EXERCISE AIM
Below is a listing; write it out exactly and drop any images from it.

[Dataset items]
= = = =
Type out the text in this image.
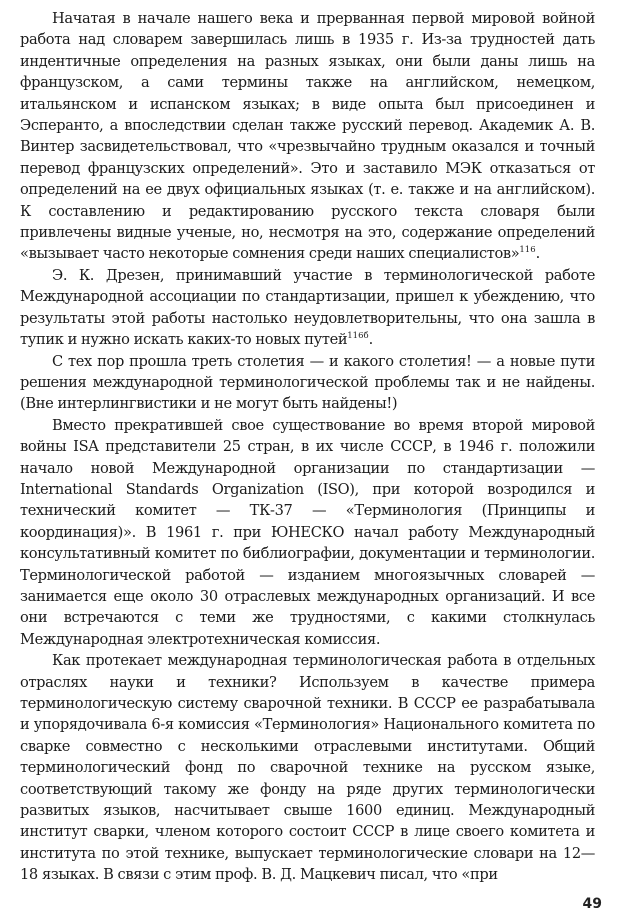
Начатая в начале нашего века и прерванная первой мировой войной работа над словарем завершилась лишь в 1935 г. Из-за трудностей дать индентичные определения на разных языках, они были даны лишь на французском, а сами термины также на английском, немецком, итальянском и испанском языках; в виде опыта был присоединен и Эсперанто, а впоследствии сделан также русский перевод. Академик А. В. Винтер засвидетельствовал, что «чрезвычайно трудным оказался и точный перевод французских определений». Это и заставило МЭК отказаться от определений на ее двух официальных языках (т. е. также и на английском). К составлению и редактированию русского текста словаря были привлечены видные ученые, но, несмотря на это, содержание определений «вызывает часто некоторые сомнения среди наших специалистов»$^{116}$.

Э. К. Дрезен, принимавший участие в терминологической работе Международной ассоциации по стандартизации, пришел к убеждению, что результаты этой работы настолько неудовлетворительны, что она зашла в тупик и нужно искать каких-то новых путей$^{116б}$.

С тех пор прошла треть столетия — и какого столетия! — а новые пути решения международной терминологической проблемы так и не найдены. (Вне интерлингвистики и не могут быть найдены!)

Вместо прекратившей свое существование во время второй мировой войны ISA представители 25 стран, в их числе СССР, в 1946 г. положили начало новой Международной организации по стандартизации — International Standards Organization (ISO), при которой возродился и технический комитет — ТК-37 — «Терминология (Принципы и координация)». В 1961 г. при ЮНЕСКО начал работу Международный консультативный комитет по библиографии, документации и терминологии. Терминологической работой — изданием многоязычных словарей — занимается еще около 30 отраслевых международных организаций. И все они встречаются с теми же трудностями, с какими столкнулась Международная электротехническая комиссия.

Как протекает международная терминологическая работа в отдельных отраслях науки и техники? Используем в качестве примера терминологическую систему сварочной техники. В СССР ее разрабатывала и упорядочивала 6-я комиссия «Терминология» Национального комитета по сварке совместно с несколькими отраслевыми институтами. Общий терминологический фонд по сварочной технике на русском языке, соответствующий такому же фонду на ряде других терминологически развитых языков, насчитывает свыше 1600 единиц. Международный институт сварки, членом которого состоит СССР в лице своего комитета и института по этой технике, выпускает терминологические словари на 12—18 языках. В связи с этим проф. В. Д. Мацкевич писал, что «при

49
= = = =
EXERCISE SOLUTION
Type out the text in this image.
Начатая в начале нашего века и прерванная первой мировой войной работа над словарем завершилась лишь в 1935 г. Из-за трудностей дать индентичные определения на разных языках, они были даны лишь на французском, а сами термины также на английском, немецком, итальянском и испанском языках; в виде опыта был присоединен и Эсперанто, а впоследствии сделан также русский перевод. Академик А. В. Винтер засвидетельствовал, что «чрезвычайно трудным оказался и точный перевод французских определений». Это и заставило МЭК отказаться от определений на ее двух официальных языках (т. е. также и на английском). К составлению и редактированию русского текста словаря были привлечены видные ученые, но, несмотря на это, содержание определений «вызывает часто некоторые сомнения среди наших специалистов»$^{116}$.

Э. К. Дрезен, принимавший участие в терминологической работе Международной ассоциации по стандартизации, пришел к убеждению, что результаты этой работы настолько неудовлетворительны, что она зашла в тупик и нужно искать каких-то новых путей$^{116б}$.

С тех пор прошла треть столетия — и какого столетия! — а новые пути решения международной терминологической проблемы так и не найдены. (Вне интерлингвистики и не могут быть найдены!)

Вместо прекратившей свое существование во время второй мировой войны ISA представители 25 стран, в их числе СССР, в 1946 г. положили начало новой Международной организации по стандартизации — International Standards Organization (ISO), при которой возродился и технический комитет — ТК-37 — «Терминология (Принципы и координация)». В 1961 г. при ЮНЕСКО начал работу Международный консультативный комитет по библиографии, документации и терминологии. Терминологической работой — изданием многоязычных словарей — занимается еще около 30 отраслевых международных организаций. И все они встречаются с теми же трудностями, с какими столкнулась Международная электротехническая комиссия.

Как протекает международная терминологическая работа в отдельных отраслях науки и техники? Используем в качестве примера терминологическую систему сварочной техники. В СССР ее разрабатывала и упорядочивала 6-я комиссия «Терминология» Национального комитета по сварке совместно с несколькими отраслевыми институтами. Общий терминологический фонд по сварочной технике на русском языке, соответствующий такому же фонду на ряде других терминологически развитых языков, насчитывает свыше 1600 единиц. Международный институт сварки, членом которого состоит СССР в лице своего комитета и института по этой технике, выпускает терминологические словари на 12—18 языках. В связи с этим проф. В. Д. Мацкевич писал, что «при

49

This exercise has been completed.